_Data section_
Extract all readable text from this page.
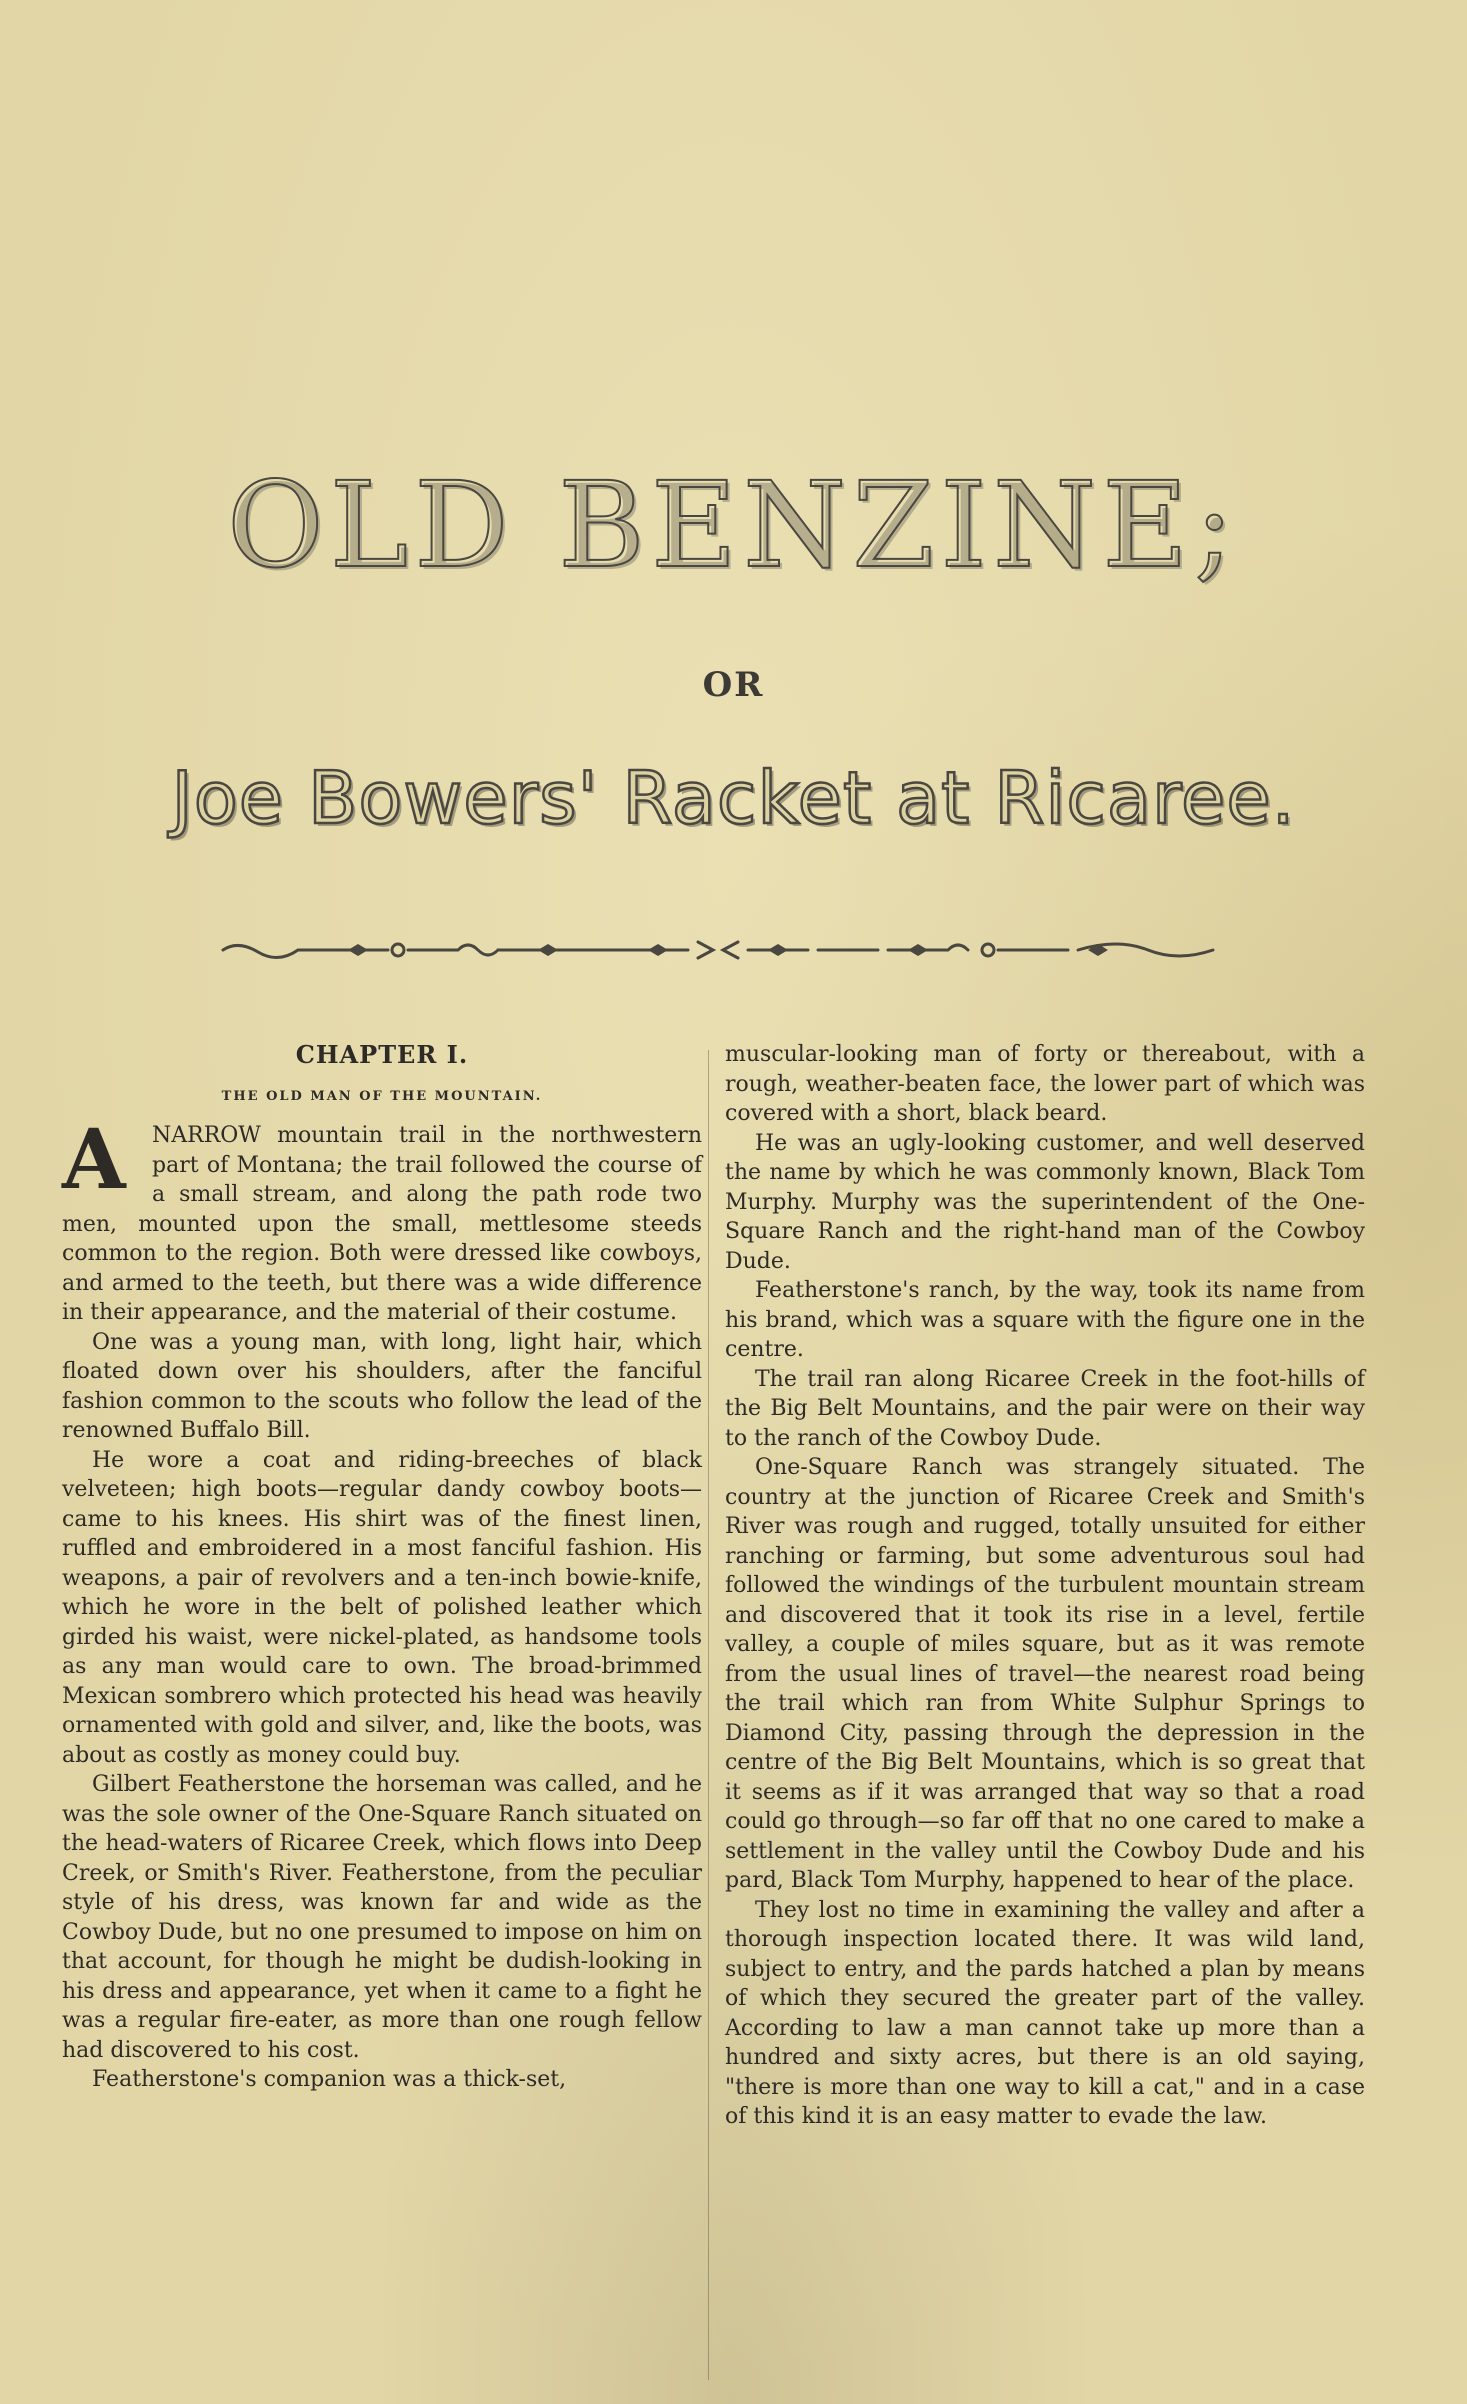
OLD BENZINE;
OR
Joe Bowers' Racket at Ricaree.
CHAPTER I.
THE OLD MAN OF THE MOUNTAIN.

A	NARROW mountain trail in the northwestern part of Montana; the trail followed the course of a small stream, and along the path rode two men, mounted upon the small, mettlesome steeds common to the region. Both were dressed like cowboys, and armed to the teeth, but there was a wide difference in their appearance, and the material of their costume.

One was a young man, with long, light hair, which floated down over his shoulders, after the fanciful fashion common to the scouts who follow the lead of the renowned Buffalo Bill.

He wore a coat and riding-breeches of black velveteen; high boots—regular dandy cowboy boots—came to his knees. His shirt was of the finest linen, ruffled and embroidered in a most fanciful fashion. His weapons, a pair of revolvers and a ten-inch bowie-knife, which he wore in the belt of polished leather which girded his waist, were nickel-plated, as handsome tools as any man would care to own. The broad-brimmed Mexican sombrero which protected his head was heavily ornamented with gold and silver, and, like the boots, was about as costly as money could buy.

Gilbert Featherstone the horseman was called, and he was the sole owner of the One-Square Ranch situated on the head-waters of Ricaree Creek, which flows into Deep Creek, or Smith's River. Featherstone, from the peculiar style of his dress, was known far and wide as the Cowboy Dude, but no one presumed to impose on him on that account, for though he might be dudish-looking in his dress and appearance, yet when it came to a fight he was a regular fire-eater, as more than one rough fellow had discovered to his cost.

Featherstone's companion was a thick-set,

muscular-looking man of forty or thereabout, with a rough, weather-beaten face, the lower part of which was covered with a short, black beard.

He was an ugly-looking customer, and well deserved the name by which he was commonly known, Black Tom Murphy. Murphy was the superintendent of the One-Square Ranch and the right-hand man of the Cowboy Dude.

Featherstone's ranch, by the way, took its name from his brand, which was a square with the figure one in the centre.

The trail ran along Ricaree Creek in the foot-hills of the Big Belt Mountains, and the pair were on their way to the ranch of the Cowboy Dude.

One-Square Ranch was strangely situated. The country at the junction of Ricaree Creek and Smith's River was rough and rugged, totally unsuited for either ranching or farming, but some adventurous soul had followed the windings of the turbulent mountain stream and discovered that it took its rise in a level, fertile valley, a couple of miles square, but as it was remote from the usual lines of travel—the nearest road being the trail which ran from White Sulphur Springs to Diamond City, passing through the depression in the centre of the Big Belt Mountains, which is so great that it seems as if it was arranged that way so that a road could go through—so far off that no one cared to make a settlement in the valley until the Cowboy Dude and his pard, Black Tom Murphy, happened to hear of the place.

They lost no time in examining the valley and after a thorough inspection located there. It was wild land, subject to entry, and the pards hatched a plan by means of which they secured the greater part of the valley. According to law a man cannot take up more than a hundred and sixty acres, but there is an old saying, "there is more than one way to kill a cat," and in a case of this kind it is an easy matter to evade the law.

_Exercise brief_
Repeat the data in full and exactly. Omit pictures.

_Task result_
Extract all readable text from this page.
OLD BENZINE;
OR
Joe Bowers' Racket at Ricaree.
CHAPTER I.
THE OLD MAN OF THE MOUNTAIN.

A	NARROW mountain trail in the northwestern part of Montana; the trail followed the course of a small stream, and along the path rode two men, mounted upon the small, mettlesome steeds common to the region. Both were dressed like cowboys, and armed to the teeth, but there was a wide difference in their appearance, and the material of their costume.

One was a young man, with long, light hair, which floated down over his shoulders, after the fanciful fashion common to the scouts who follow the lead of the renowned Buffalo Bill.

He wore a coat and riding-breeches of black velveteen; high boots—regular dandy cowboy boots—came to his knees. His shirt was of the finest linen, ruffled and embroidered in a most fanciful fashion. His weapons, a pair of revolvers and a ten-inch bowie-knife, which he wore in the belt of polished leather which girded his waist, were nickel-plated, as handsome tools as any man would care to own. The broad-brimmed Mexican sombrero which protected his head was heavily ornamented with gold and silver, and, like the boots, was about as costly as money could buy.

Gilbert Featherstone the horseman was called, and he was the sole owner of the One-Square Ranch situated on the head-waters of Ricaree Creek, which flows into Deep Creek, or Smith's River. Featherstone, from the peculiar style of his dress, was known far and wide as the Cowboy Dude, but no one presumed to impose on him on that account, for though he might be dudish-looking in his dress and appearance, yet when it came to a fight he was a regular fire-eater, as more than one rough fellow had discovered to his cost.

Featherstone's companion was a thick-set,

muscular-looking man of forty or thereabout, with a rough, weather-beaten face, the lower part of which was covered with a short, black beard.

He was an ugly-looking customer, and well deserved the name by which he was commonly known, Black Tom Murphy. Murphy was the superintendent of the One-Square Ranch and the right-hand man of the Cowboy Dude.

Featherstone's ranch, by the way, took its name from his brand, which was a square with the figure one in the centre.

The trail ran along Ricaree Creek in the foot-hills of the Big Belt Mountains, and the pair were on their way to the ranch of the Cowboy Dude.

One-Square Ranch was strangely situated. The country at the junction of Ricaree Creek and Smith's River was rough and rugged, totally unsuited for either ranching or farming, but some adventurous soul had followed the windings of the turbulent mountain stream and discovered that it took its rise in a level, fertile valley, a couple of miles square, but as it was remote from the usual lines of travel—the nearest road being the trail which ran from White Sulphur Springs to Diamond City, passing through the depression in the centre of the Big Belt Mountains, which is so great that it seems as if it was arranged that way so that a road could go through—so far off that no one cared to make a settlement in the valley until the Cowboy Dude and his pard, Black Tom Murphy, happened to hear of the place.

They lost no time in examining the valley and after a thorough inspection located there. It was wild land, subject to entry, and the pards hatched a plan by means of which they secured the greater part of the valley. According to law a man cannot take up more than a hundred and sixty acres, but there is an old saying, "there is more than one way to kill a cat," and in a case of this kind it is an easy matter to evade the law.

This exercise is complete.